■ **REQUIRED WORK**
Go through the material below and report how many lines contain "Built". Give only the number.

■ **RECORD EXTRACTS**
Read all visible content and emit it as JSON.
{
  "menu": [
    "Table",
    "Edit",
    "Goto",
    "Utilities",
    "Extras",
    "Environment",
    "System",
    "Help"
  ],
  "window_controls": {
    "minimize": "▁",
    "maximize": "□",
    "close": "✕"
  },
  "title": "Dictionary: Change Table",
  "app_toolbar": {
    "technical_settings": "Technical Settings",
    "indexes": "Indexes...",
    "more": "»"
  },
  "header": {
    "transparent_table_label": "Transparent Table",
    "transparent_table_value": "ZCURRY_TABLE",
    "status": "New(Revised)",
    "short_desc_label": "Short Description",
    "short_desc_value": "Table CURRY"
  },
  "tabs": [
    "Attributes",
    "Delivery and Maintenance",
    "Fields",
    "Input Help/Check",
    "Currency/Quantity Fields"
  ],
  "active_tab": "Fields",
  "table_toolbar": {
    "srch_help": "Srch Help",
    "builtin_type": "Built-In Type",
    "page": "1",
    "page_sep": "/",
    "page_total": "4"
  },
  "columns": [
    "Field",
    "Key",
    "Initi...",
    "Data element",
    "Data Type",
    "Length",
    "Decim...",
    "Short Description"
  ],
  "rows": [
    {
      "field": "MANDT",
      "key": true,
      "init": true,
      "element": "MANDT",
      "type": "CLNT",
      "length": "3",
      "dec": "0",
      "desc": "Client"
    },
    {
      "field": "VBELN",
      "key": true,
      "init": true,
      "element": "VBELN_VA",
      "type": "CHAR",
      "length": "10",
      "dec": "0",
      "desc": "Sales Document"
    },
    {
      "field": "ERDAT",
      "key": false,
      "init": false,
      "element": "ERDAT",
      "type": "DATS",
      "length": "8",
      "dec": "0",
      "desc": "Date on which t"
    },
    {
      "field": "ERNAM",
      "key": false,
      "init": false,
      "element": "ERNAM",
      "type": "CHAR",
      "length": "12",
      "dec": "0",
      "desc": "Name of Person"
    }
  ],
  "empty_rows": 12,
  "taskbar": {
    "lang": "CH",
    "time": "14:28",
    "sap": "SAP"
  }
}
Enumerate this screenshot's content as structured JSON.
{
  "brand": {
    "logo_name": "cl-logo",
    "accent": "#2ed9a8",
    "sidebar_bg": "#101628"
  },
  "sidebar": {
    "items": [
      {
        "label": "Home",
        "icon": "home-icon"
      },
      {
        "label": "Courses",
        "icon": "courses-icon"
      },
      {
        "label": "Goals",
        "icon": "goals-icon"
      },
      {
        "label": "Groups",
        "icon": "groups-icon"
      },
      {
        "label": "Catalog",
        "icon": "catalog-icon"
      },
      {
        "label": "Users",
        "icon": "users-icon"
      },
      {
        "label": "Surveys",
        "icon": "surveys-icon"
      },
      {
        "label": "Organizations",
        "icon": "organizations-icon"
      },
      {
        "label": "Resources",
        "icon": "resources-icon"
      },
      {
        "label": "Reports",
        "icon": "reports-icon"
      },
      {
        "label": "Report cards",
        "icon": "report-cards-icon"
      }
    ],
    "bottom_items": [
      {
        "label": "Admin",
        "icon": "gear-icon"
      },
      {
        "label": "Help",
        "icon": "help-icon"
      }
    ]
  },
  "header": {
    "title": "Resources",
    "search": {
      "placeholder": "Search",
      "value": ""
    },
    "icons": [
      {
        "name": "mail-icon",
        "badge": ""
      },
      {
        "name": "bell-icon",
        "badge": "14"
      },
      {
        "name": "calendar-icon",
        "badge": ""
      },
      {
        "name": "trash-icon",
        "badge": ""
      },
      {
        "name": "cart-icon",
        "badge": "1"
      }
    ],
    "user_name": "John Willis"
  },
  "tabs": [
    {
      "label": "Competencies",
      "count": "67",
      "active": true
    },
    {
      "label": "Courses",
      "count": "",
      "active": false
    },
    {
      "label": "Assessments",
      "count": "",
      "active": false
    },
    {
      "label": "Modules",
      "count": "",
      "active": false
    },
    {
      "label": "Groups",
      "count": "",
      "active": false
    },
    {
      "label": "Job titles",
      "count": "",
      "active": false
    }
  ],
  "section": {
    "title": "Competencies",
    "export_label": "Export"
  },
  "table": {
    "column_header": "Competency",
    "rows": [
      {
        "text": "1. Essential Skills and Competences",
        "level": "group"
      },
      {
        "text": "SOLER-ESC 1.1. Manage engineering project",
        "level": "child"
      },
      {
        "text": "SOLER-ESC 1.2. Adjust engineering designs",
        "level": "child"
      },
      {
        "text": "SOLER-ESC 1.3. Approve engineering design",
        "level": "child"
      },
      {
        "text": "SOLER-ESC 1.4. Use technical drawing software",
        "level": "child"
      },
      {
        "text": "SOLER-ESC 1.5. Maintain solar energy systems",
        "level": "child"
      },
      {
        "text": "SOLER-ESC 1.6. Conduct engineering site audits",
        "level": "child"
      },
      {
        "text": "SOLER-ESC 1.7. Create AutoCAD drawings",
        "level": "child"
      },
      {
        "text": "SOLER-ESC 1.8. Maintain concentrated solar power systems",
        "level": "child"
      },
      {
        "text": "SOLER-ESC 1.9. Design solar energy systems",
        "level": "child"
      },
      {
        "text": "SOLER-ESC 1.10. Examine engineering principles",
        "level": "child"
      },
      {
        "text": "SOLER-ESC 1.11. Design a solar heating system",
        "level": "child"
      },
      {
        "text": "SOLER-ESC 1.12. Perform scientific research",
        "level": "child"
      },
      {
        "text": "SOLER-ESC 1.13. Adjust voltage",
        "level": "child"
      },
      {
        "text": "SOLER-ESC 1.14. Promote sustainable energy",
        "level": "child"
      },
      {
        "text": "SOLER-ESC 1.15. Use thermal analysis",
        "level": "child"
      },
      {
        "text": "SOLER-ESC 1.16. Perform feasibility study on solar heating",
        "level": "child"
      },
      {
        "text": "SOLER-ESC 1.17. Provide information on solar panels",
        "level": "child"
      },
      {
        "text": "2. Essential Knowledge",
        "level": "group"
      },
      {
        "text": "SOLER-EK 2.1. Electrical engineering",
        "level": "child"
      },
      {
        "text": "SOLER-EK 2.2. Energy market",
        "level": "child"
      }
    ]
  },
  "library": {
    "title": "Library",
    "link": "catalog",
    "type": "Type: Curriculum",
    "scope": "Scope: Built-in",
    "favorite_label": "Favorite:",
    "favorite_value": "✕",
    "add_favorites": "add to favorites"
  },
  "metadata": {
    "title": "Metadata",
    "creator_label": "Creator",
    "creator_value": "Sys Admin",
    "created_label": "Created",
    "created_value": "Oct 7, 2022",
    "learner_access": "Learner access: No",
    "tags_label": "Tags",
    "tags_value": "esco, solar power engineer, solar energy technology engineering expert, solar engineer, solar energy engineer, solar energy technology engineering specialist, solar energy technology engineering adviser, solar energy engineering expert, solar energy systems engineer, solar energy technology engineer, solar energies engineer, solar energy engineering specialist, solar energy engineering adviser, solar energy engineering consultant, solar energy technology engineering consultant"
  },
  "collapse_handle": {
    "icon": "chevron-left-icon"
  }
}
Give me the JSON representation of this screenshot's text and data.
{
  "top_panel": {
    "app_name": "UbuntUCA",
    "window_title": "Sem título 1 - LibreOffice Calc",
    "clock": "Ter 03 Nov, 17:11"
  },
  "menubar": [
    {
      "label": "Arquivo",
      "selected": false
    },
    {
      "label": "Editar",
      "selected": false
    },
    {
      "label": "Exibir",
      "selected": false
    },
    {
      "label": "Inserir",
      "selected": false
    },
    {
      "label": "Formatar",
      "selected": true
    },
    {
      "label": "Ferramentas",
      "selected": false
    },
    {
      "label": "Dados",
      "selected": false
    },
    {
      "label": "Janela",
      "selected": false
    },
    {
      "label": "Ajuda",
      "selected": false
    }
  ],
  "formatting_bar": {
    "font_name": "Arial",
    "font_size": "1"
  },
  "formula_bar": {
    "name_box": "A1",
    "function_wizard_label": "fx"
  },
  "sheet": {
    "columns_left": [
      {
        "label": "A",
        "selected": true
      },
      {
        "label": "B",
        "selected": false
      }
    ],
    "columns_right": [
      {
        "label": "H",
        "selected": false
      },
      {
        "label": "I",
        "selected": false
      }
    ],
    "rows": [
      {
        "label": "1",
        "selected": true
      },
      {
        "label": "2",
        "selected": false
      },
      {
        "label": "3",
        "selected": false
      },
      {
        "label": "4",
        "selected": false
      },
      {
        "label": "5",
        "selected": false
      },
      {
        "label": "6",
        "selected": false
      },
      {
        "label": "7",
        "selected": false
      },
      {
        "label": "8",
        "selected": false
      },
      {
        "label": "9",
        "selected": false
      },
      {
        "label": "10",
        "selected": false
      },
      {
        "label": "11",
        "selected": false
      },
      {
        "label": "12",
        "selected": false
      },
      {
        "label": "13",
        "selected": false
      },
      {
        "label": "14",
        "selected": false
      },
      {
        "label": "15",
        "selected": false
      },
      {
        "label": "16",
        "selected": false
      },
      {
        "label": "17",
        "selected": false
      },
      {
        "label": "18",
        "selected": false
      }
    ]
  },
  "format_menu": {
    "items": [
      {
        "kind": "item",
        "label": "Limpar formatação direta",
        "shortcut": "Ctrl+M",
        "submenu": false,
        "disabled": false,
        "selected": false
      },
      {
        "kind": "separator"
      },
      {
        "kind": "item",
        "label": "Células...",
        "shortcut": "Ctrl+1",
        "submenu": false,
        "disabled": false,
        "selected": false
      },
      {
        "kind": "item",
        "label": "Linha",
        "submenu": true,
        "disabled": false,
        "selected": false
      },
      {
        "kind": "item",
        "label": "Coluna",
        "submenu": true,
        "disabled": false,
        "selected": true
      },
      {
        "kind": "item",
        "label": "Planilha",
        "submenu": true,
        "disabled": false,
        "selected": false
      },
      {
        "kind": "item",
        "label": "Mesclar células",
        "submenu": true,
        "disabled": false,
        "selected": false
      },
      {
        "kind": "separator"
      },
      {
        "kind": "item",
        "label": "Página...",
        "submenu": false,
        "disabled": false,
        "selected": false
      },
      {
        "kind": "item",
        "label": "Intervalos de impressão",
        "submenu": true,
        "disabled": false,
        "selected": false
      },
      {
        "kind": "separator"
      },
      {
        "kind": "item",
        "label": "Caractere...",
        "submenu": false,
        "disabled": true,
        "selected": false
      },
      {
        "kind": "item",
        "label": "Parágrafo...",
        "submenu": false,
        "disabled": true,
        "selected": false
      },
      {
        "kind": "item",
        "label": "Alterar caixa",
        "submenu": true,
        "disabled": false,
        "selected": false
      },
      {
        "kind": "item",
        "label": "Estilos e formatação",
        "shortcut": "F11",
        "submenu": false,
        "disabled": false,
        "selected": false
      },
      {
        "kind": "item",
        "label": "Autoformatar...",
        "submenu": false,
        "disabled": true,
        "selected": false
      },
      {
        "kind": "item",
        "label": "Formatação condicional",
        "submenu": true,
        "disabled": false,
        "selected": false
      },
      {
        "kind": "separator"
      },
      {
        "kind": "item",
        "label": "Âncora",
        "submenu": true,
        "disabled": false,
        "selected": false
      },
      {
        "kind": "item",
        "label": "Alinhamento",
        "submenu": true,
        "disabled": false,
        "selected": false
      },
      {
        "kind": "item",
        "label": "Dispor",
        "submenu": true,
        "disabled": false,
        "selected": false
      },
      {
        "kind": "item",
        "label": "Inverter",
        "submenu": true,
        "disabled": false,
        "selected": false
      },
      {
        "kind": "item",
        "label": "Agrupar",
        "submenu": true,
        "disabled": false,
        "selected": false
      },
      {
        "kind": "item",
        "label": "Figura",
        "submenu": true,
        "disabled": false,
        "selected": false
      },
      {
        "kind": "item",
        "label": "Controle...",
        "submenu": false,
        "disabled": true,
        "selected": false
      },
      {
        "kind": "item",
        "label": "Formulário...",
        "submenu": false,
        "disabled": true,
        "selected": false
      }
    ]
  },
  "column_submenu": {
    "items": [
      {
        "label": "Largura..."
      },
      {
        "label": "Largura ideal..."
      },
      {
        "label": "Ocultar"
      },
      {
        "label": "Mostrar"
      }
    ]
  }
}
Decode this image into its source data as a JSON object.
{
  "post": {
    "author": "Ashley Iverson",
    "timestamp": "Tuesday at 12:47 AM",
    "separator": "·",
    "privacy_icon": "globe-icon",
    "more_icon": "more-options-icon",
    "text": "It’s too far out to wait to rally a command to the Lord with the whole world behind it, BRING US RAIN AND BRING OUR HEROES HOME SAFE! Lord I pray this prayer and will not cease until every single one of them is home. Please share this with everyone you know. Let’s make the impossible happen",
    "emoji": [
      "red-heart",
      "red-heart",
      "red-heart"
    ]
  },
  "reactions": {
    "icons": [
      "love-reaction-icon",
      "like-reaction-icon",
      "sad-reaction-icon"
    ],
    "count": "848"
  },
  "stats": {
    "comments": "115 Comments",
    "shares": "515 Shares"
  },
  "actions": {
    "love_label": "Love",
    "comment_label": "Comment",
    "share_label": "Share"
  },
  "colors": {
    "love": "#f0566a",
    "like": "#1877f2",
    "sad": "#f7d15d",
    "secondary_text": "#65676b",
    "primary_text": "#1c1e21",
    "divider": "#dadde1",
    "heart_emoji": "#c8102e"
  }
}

■ **SOLUTION TO THE EXERCISE**
2